START
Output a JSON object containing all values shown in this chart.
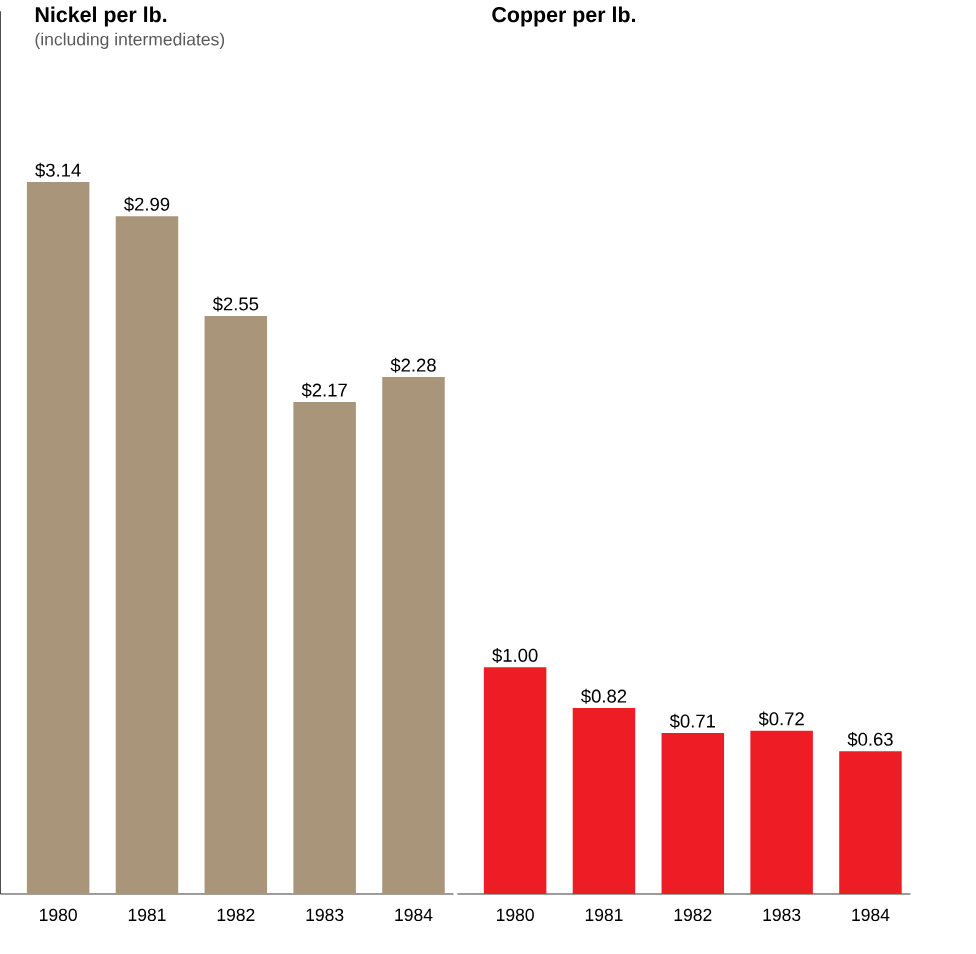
{
  "chart_data": [
    {
      "type": "bar",
      "title": "Nickel per lb.",
      "subtitle": "(including intermediates)",
      "categories": [
        "1980",
        "1981",
        "1982",
        "1983",
        "1984"
      ],
      "values": [
        3.14,
        2.99,
        2.55,
        2.17,
        2.28
      ],
      "value_labels": [
        "$3.14",
        "$2.99",
        "$2.55",
        "$2.17",
        "$2.28"
      ],
      "color": "#a8957a"
    },
    {
      "type": "bar",
      "title": "Copper per lb.",
      "categories": [
        "1980",
        "1981",
        "1982",
        "1983",
        "1984"
      ],
      "values": [
        1.0,
        0.82,
        0.71,
        0.72,
        0.63
      ],
      "value_labels": [
        "$1.00",
        "$0.82",
        "$0.71",
        "$0.72",
        "$0.63"
      ],
      "color": "#ee1c25"
    }
  ]
}
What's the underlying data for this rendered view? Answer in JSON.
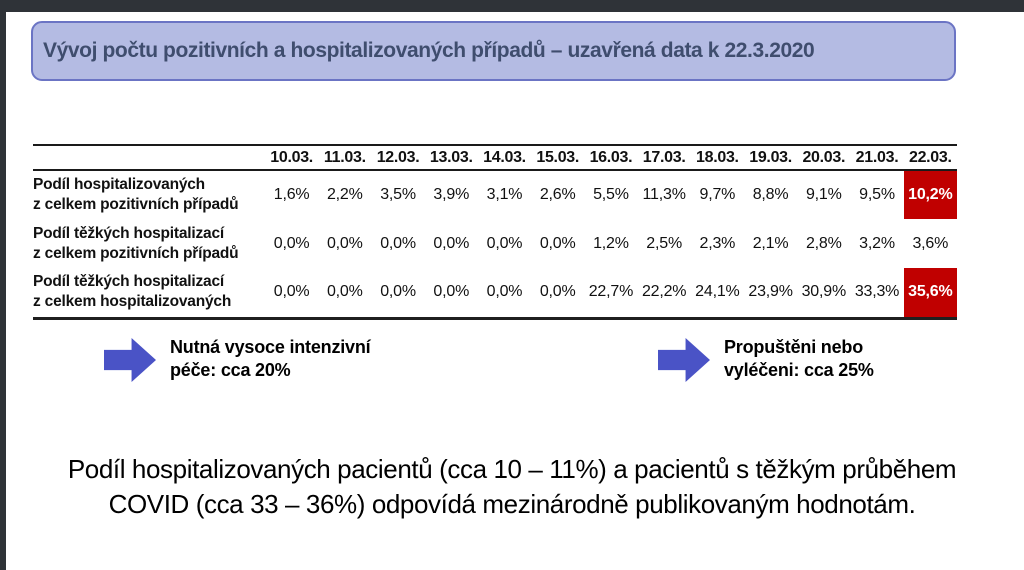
{
  "slide": {
    "title": "Vývoj počtu pozitivních a hospitalizovaných případů – uzavřená data k 22.3.2020"
  },
  "table": {
    "date_columns": [
      "10.03.",
      "11.03.",
      "12.03.",
      "13.03.",
      "14.03.",
      "15.03.",
      "16.03.",
      "17.03.",
      "18.03.",
      "19.03.",
      "20.03.",
      "21.03.",
      "22.03."
    ],
    "rows": [
      {
        "label_line1": "Podíl hospitalizovaných",
        "label_line2": "z celkem pozitivních případů",
        "values": [
          "1,6%",
          "2,2%",
          "3,5%",
          "3,9%",
          "3,1%",
          "2,6%",
          "5,5%",
          "11,3%",
          "9,7%",
          "8,8%",
          "9,1%",
          "9,5%",
          "10,2%"
        ],
        "highlight_last": true
      },
      {
        "label_line1": "Podíl těžkých hospitalizací",
        "label_line2": "z celkem pozitivních případů",
        "values": [
          "0,0%",
          "0,0%",
          "0,0%",
          "0,0%",
          "0,0%",
          "0,0%",
          "1,2%",
          "2,5%",
          "2,3%",
          "2,1%",
          "2,8%",
          "3,2%",
          "3,6%"
        ],
        "highlight_last": false
      },
      {
        "label_line1": "Podíl těžkých hospitalizací",
        "label_line2": "z celkem hospitalizovaných",
        "values": [
          "0,0%",
          "0,0%",
          "0,0%",
          "0,0%",
          "0,0%",
          "0,0%",
          "22,7%",
          "22,2%",
          "24,1%",
          "23,9%",
          "30,9%",
          "33,3%",
          "35,6%"
        ],
        "highlight_last": true
      }
    ]
  },
  "callouts": [
    {
      "line1": "Nutná vysoce intenzivní",
      "line2": "péče: cca 20%"
    },
    {
      "line1": "Propuštěni nebo",
      "line2": "vyléčeni: cca 25%"
    }
  ],
  "footer": {
    "line1": "Podíl hospitalizovaných pacientů (cca 10 – 11%) a pacientů s těžkým průběhem",
    "line2": "COVID (cca 33 – 36%) odpovídá mezinárodně publikovaným hodnotám."
  },
  "colors": {
    "chrome_bar": "#2F3338",
    "title_bg": "#B4BBE3",
    "title_border": "#6B74C4",
    "title_text": "#3F4D6E",
    "highlight_bg": "#C00000",
    "highlight_text": "#FFFFFF",
    "arrow": "#4A53C6"
  }
}
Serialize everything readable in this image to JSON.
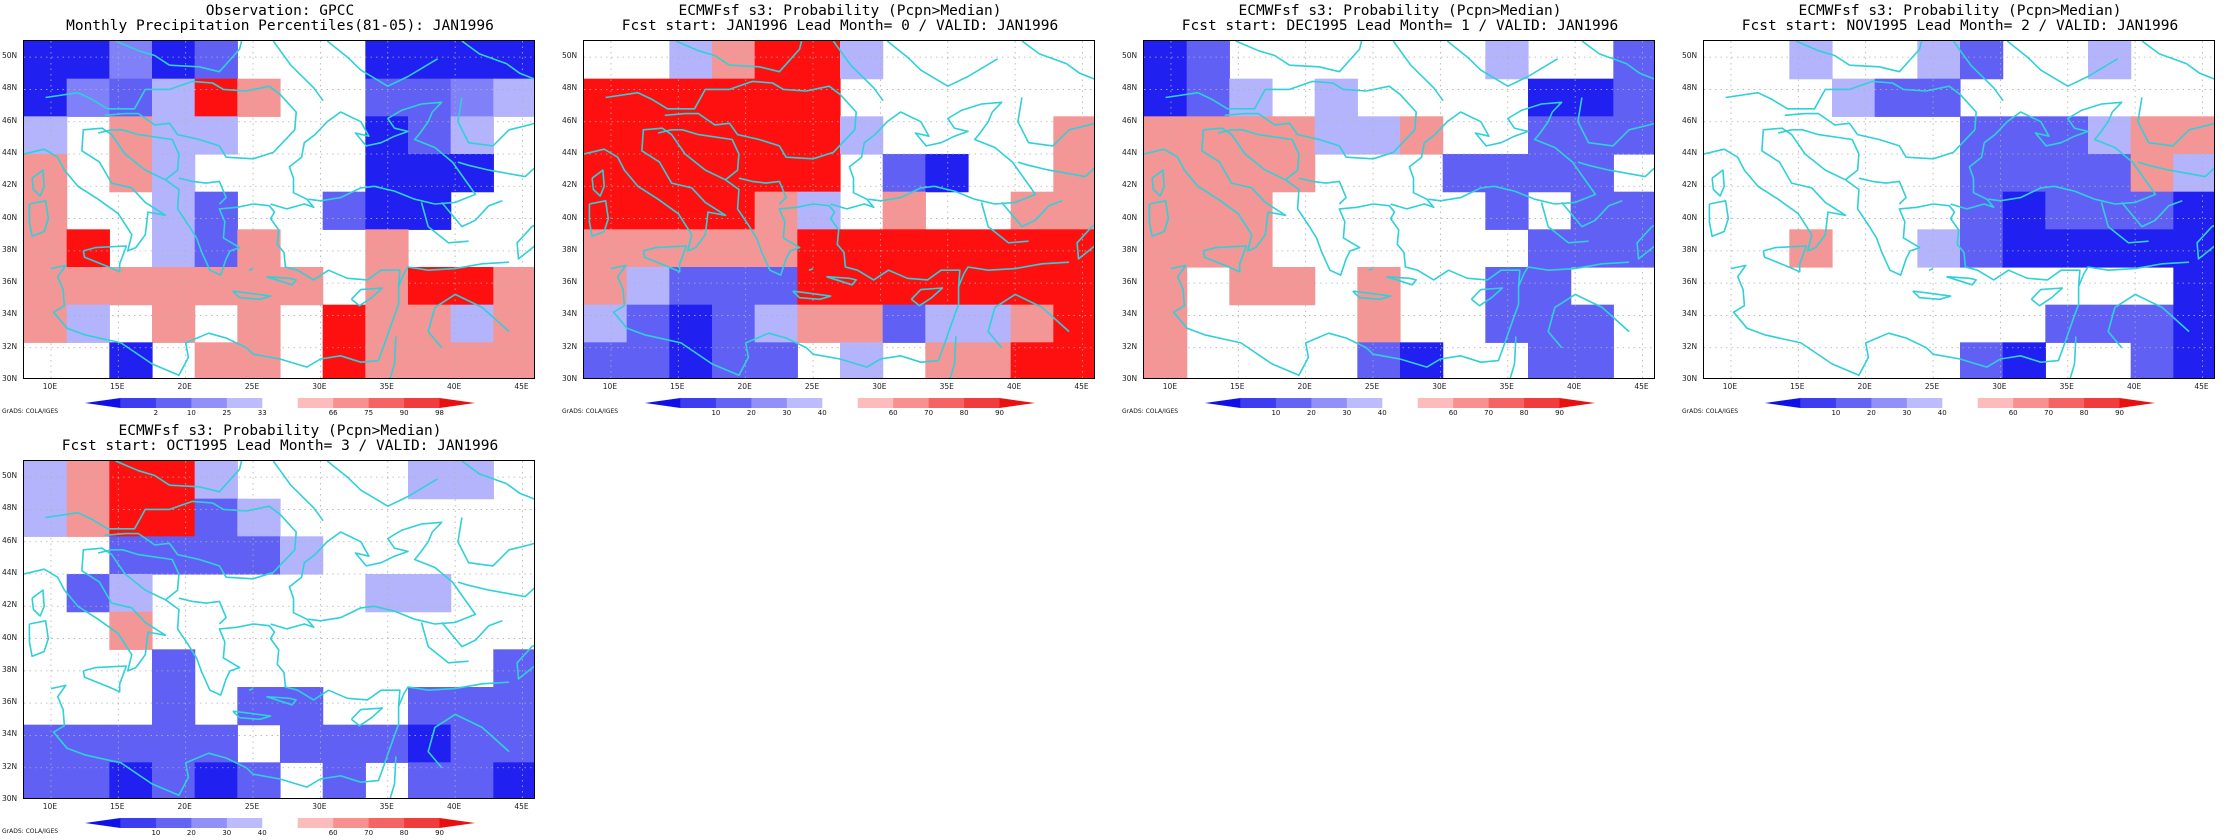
{
  "panels": [
    {
      "title1": "Observation: GPCC",
      "title2": "Monthly Precipitation Percentiles(81-05): JAN1996",
      "colorbar": [
        "2",
        "10",
        "25",
        "33",
        "66",
        "75",
        "90",
        "98"
      ],
      "grid": [
        "BBSBbW..BBBB",
        "BSbsRr..bbSs",
        "s.rss...Bbs.",
        "r.rs....BBB.",
        "r..sb..bBB..",
        "rR.sbr..r...",
        "rrrrrrr.rRRr",
        "rs.r.r.Rrrsr",
        "..B.rr.Rrrrr"
      ]
    },
    {
      "title1": "ECMWFsf s3: Probability (Pcpn>Median)",
      "title2": "Fcst start: JAN1996  Lead Month= 0 / VALID: JAN1996",
      "colorbar": [
        "10",
        "20",
        "30",
        "40",
        "60",
        "70",
        "80",
        "90"
      ],
      "grid": [
        "..srRRs.....",
        "RRRRRR......",
        "RRRRRRs....r",
        "RRRRRR.bB..r",
        "RRRRrs.r..rr",
        "rrrrrRRRRRRR",
        "rsbbbRRRRRRR",
        "sbBbsrrbssrR",
        "bbBbb.s.rrRR"
      ]
    },
    {
      "title1": "ECMWFsf s3: Probability (Pcpn>Median)",
      "title2": "Fcst start: DEC1995  Lead Month= 1 / VALID: JAN1996",
      "colorbar": [
        "10",
        "20",
        "30",
        "40",
        "60",
        "70",
        "80",
        "90"
      ],
      "grid": [
        "Bb......s..b",
        "Bbs.s....BBb",
        "rrrrssr..bbb",
        "rrrr...bbbb.",
        "rrr.....b.bb",
        "rrr......bbb",
        "r.rr.r..bb..",
        "r....r..bbb.",
        "r....bB..bb."
      ]
    },
    {
      "title1": "ECMWFsf s3: Probability (Pcpn>Median)",
      "title2": "Fcst start: NOV1995  Lead Month= 2 / VALID: JAN1996",
      "colorbar": [
        "10",
        "20",
        "30",
        "40",
        "60",
        "70",
        "80",
        "90"
      ],
      "grid": [
        "..s..sb..s..",
        "...sbb......",
        "......bbbsrr",
        "......bbbbrs",
        "......bBbbbB",
        "..r..sbBBBBB",
        "...........B",
        "........bbbB",
        "......bB..bB"
      ]
    },
    {
      "title1": "ECMWFsf s3: Probability (Pcpn>Median)",
      "title2": "Fcst start: OCT1995  Lead Month= 3 / VALID: JAN1996",
      "colorbar": [
        "10",
        "20",
        "30",
        "40",
        "60",
        "70",
        "80",
        "90"
      ],
      "grid": [
        "srRRs....ss.",
        "srRRbs......",
        "..bbbbs.....",
        ".bs.....ss..",
        "..r.........",
        "...b.......b",
        "...b.bb..bbb",
        "bbbbb.bbbBbb",
        "bbBbBb.b.bbB"
      ]
    }
  ],
  "y_labels": [
    "50N",
    "48N",
    "46N",
    "44N",
    "42N",
    "40N",
    "38N",
    "36N",
    "34N",
    "32N",
    "30N"
  ],
  "x_labels": [
    "10E",
    "15E",
    "20E",
    "25E",
    "30E",
    "35E",
    "40E",
    "45E"
  ],
  "grads_credit": "GrADS: COLA/IGES",
  "legend_key": {
    "B": "#2020f0",
    "b": "#6060f4",
    "S": "#8080f8",
    "s": "#b4b4fc",
    "W": "#ffffff",
    ".": "#ffffff",
    "r": "#f49696",
    "R": "#ff1010"
  },
  "colors": {
    "coast": "#30d0d8",
    "grid_dots": "#b0b0b0",
    "cbar_cool": [
      "#1010e8",
      "#3c3cf0",
      "#6464f4",
      "#9090f8",
      "#bcbcfc"
    ],
    "cbar_warm": [
      "#fcbcbc",
      "#f89090",
      "#f46464",
      "#f03c3c",
      "#e81010"
    ]
  }
}
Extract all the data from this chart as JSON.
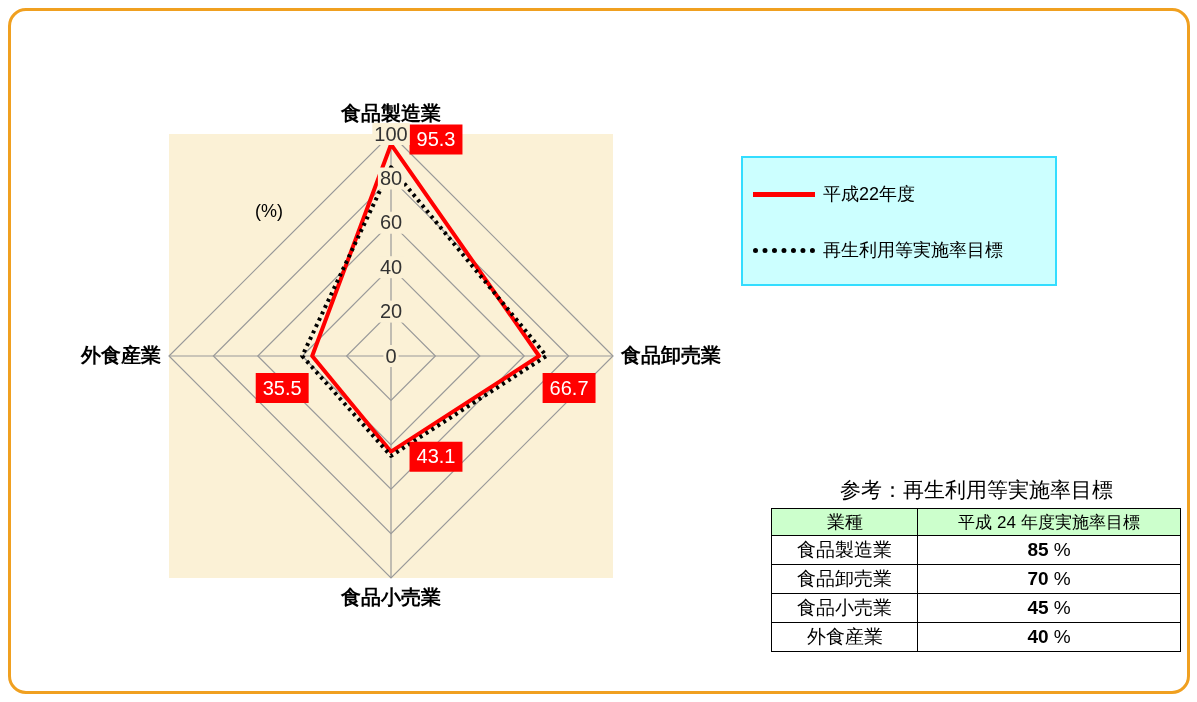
{
  "chart_data": {
    "type": "radar",
    "categories": [
      "食品製造業",
      "食品卸売業",
      "食品小売業",
      "外食産業"
    ],
    "series": [
      {
        "name": "平成22年度",
        "color": "#ff0000",
        "values": [
          95.3,
          66.7,
          43.1,
          35.5
        ],
        "line_style": "solid",
        "data_labels": true
      },
      {
        "name": "再生利用等実施率目標",
        "color": "#000000",
        "values": [
          85,
          70,
          45,
          40
        ],
        "line_style": "dotted"
      }
    ],
    "ylim": [
      0,
      100
    ],
    "yticks": [
      0,
      20,
      40,
      60,
      80,
      100
    ],
    "grid": true,
    "legend": "top right",
    "marker": "none",
    "ylabel": "(%)",
    "annotations": [
      "参考：再生利用等実施率目標",
      "業種",
      "平成 24 年度実施率目標",
      "85 %",
      "70 %",
      "45 %",
      "40 %"
    ]
  }
}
END
◆ **WHAT TO PRODUCE**
Search the records above for the string "this". Copy every line that contains it.

◆ **EXERCISE RESPONSE**
Output a JSON object containing all values shown in this chart.
What's the underlying data for this rendered view? Answer in JSON.
Serialize everything readable in this image to JSON.
Extract all the data from this chart as JSON.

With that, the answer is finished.